● To do
Return every entry exactly.
Start Data shown
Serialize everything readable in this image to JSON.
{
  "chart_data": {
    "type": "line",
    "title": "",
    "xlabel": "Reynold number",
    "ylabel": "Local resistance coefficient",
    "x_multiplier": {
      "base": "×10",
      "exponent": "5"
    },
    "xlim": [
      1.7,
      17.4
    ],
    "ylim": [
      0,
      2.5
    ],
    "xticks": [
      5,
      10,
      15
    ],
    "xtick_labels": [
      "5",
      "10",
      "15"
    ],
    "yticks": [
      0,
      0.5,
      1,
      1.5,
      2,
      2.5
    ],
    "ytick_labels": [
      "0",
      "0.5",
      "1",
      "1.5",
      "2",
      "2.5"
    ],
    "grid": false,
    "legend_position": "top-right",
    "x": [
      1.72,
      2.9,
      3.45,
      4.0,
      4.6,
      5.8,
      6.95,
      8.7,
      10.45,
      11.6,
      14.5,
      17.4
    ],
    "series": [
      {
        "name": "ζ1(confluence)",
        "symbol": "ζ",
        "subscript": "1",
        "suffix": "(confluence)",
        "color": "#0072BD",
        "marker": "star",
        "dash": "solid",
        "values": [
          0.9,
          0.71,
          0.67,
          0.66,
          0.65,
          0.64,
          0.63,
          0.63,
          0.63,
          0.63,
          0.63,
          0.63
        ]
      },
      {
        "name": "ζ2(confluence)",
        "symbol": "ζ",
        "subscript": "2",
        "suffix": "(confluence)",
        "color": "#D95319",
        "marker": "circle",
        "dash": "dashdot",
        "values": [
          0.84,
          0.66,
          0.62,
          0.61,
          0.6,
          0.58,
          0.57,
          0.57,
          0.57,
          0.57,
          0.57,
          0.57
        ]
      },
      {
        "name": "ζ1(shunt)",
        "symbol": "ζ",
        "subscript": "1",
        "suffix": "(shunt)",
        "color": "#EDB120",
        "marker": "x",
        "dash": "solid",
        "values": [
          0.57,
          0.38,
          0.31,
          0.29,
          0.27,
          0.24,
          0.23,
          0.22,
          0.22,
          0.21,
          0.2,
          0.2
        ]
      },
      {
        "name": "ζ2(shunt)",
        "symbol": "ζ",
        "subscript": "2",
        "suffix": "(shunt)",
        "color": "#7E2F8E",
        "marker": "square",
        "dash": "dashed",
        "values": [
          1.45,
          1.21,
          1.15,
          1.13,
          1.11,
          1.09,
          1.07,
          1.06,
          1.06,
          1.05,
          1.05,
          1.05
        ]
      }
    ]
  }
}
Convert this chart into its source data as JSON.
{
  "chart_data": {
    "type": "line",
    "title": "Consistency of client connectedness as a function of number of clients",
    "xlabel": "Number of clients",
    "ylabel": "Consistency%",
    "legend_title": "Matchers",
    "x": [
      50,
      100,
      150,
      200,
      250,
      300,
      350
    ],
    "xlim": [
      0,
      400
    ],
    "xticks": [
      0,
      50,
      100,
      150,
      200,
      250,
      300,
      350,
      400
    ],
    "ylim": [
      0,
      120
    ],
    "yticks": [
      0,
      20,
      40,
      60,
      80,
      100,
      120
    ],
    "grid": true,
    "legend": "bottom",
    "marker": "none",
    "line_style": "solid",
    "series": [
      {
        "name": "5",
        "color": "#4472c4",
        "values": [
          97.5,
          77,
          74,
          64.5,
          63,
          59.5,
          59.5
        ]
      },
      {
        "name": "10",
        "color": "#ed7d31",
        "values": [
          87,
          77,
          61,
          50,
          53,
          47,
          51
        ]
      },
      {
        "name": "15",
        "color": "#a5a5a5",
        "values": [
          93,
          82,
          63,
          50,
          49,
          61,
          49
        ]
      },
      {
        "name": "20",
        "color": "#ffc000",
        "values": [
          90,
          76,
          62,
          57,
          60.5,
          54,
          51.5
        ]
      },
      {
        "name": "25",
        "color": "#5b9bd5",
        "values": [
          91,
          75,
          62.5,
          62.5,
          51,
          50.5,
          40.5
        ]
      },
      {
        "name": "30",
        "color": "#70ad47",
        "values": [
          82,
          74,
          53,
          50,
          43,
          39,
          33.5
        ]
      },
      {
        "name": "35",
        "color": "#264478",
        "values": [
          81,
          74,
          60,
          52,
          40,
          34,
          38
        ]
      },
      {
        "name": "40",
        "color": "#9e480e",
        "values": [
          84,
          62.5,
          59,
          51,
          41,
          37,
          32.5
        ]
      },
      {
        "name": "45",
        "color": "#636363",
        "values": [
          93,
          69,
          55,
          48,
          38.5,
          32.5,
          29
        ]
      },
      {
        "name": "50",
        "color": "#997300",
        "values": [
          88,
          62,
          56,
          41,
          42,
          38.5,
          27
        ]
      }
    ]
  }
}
End Data shown
● Answer
Serialize everything readable in this image to JSON.
{
  "chart_data": {
    "type": "line",
    "title": "",
    "xlabel": "Reynold number",
    "ylabel": "Local resistance coefficient",
    "x_multiplier": {
      "base": "×10",
      "exponent": "5"
    },
    "xlim": [
      1.7,
      17.4
    ],
    "ylim": [
      0,
      2.5
    ],
    "xticks": [
      5,
      10,
      15
    ],
    "xtick_labels": [
      "5",
      "10",
      "15"
    ],
    "yticks": [
      0,
      0.5,
      1,
      1.5,
      2,
      2.5
    ],
    "ytick_labels": [
      "0",
      "0.5",
      "1",
      "1.5",
      "2",
      "2.5"
    ],
    "grid": false,
    "legend_position": "top-right",
    "x": [
      1.72,
      2.9,
      3.45,
      4.0,
      4.6,
      5.8,
      6.95,
      8.7,
      10.45,
      11.6,
      14.5,
      17.4
    ],
    "series": [
      {
        "name": "ζ1(confluence)",
        "symbol": "ζ",
        "subscript": "1",
        "suffix": "(confluence)",
        "color": "#0072BD",
        "marker": "star",
        "dash": "solid",
        "values": [
          0.9,
          0.71,
          0.67,
          0.66,
          0.65,
          0.64,
          0.63,
          0.63,
          0.63,
          0.63,
          0.63,
          0.63
        ]
      },
      {
        "name": "ζ2(confluence)",
        "symbol": "ζ",
        "subscript": "2",
        "suffix": "(confluence)",
        "color": "#D95319",
        "marker": "circle",
        "dash": "dashdot",
        "values": [
          0.84,
          0.66,
          0.62,
          0.61,
          0.6,
          0.58,
          0.57,
          0.57,
          0.57,
          0.57,
          0.57,
          0.57
        ]
      },
      {
        "name": "ζ1(shunt)",
        "symbol": "ζ",
        "subscript": "1",
        "suffix": "(shunt)",
        "color": "#EDB120",
        "marker": "x",
        "dash": "solid",
        "values": [
          0.57,
          0.38,
          0.31,
          0.29,
          0.27,
          0.24,
          0.23,
          0.22,
          0.22,
          0.21,
          0.2,
          0.2
        ]
      },
      {
        "name": "ζ2(shunt)",
        "symbol": "ζ",
        "subscript": "2",
        "suffix": "(shunt)",
        "color": "#7E2F8E",
        "marker": "square",
        "dash": "dashed",
        "values": [
          1.45,
          1.21,
          1.15,
          1.13,
          1.11,
          1.09,
          1.07,
          1.06,
          1.06,
          1.05,
          1.05,
          1.05
        ]
      }
    ]
  }
}
Convert this chart into its source data as JSON.
{
  "chart_data": {
    "type": "line",
    "title": "Consistency of client connectedness as a function of number of clients",
    "xlabel": "Number of clients",
    "ylabel": "Consistency%",
    "legend_title": "Matchers",
    "x": [
      50,
      100,
      150,
      200,
      250,
      300,
      350
    ],
    "xlim": [
      0,
      400
    ],
    "xticks": [
      0,
      50,
      100,
      150,
      200,
      250,
      300,
      350,
      400
    ],
    "ylim": [
      0,
      120
    ],
    "yticks": [
      0,
      20,
      40,
      60,
      80,
      100,
      120
    ],
    "grid": true,
    "legend": "bottom",
    "marker": "none",
    "line_style": "solid",
    "series": [
      {
        "name": "5",
        "color": "#4472c4",
        "values": [
          97.5,
          77,
          74,
          64.5,
          63,
          59.5,
          59.5
        ]
      },
      {
        "name": "10",
        "color": "#ed7d31",
        "values": [
          87,
          77,
          61,
          50,
          53,
          47,
          51
        ]
      },
      {
        "name": "15",
        "color": "#a5a5a5",
        "values": [
          93,
          82,
          63,
          50,
          49,
          61,
          49
        ]
      },
      {
        "name": "20",
        "color": "#ffc000",
        "values": [
          90,
          76,
          62,
          57,
          60.5,
          54,
          51.5
        ]
      },
      {
        "name": "25",
        "color": "#5b9bd5",
        "values": [
          91,
          75,
          62.5,
          62.5,
          51,
          50.5,
          40.5
        ]
      },
      {
        "name": "30",
        "color": "#70ad47",
        "values": [
          82,
          74,
          53,
          50,
          43,
          39,
          33.5
        ]
      },
      {
        "name": "35",
        "color": "#264478",
        "values": [
          81,
          74,
          60,
          52,
          40,
          34,
          38
        ]
      },
      {
        "name": "40",
        "color": "#9e480e",
        "values": [
          84,
          62.5,
          59,
          51,
          41,
          37,
          32.5
        ]
      },
      {
        "name": "45",
        "color": "#636363",
        "values": [
          93,
          69,
          55,
          48,
          38.5,
          32.5,
          29
        ]
      },
      {
        "name": "50",
        "color": "#997300",
        "values": [
          88,
          62,
          56,
          41,
          42,
          38.5,
          27
        ]
      }
    ]
  }
}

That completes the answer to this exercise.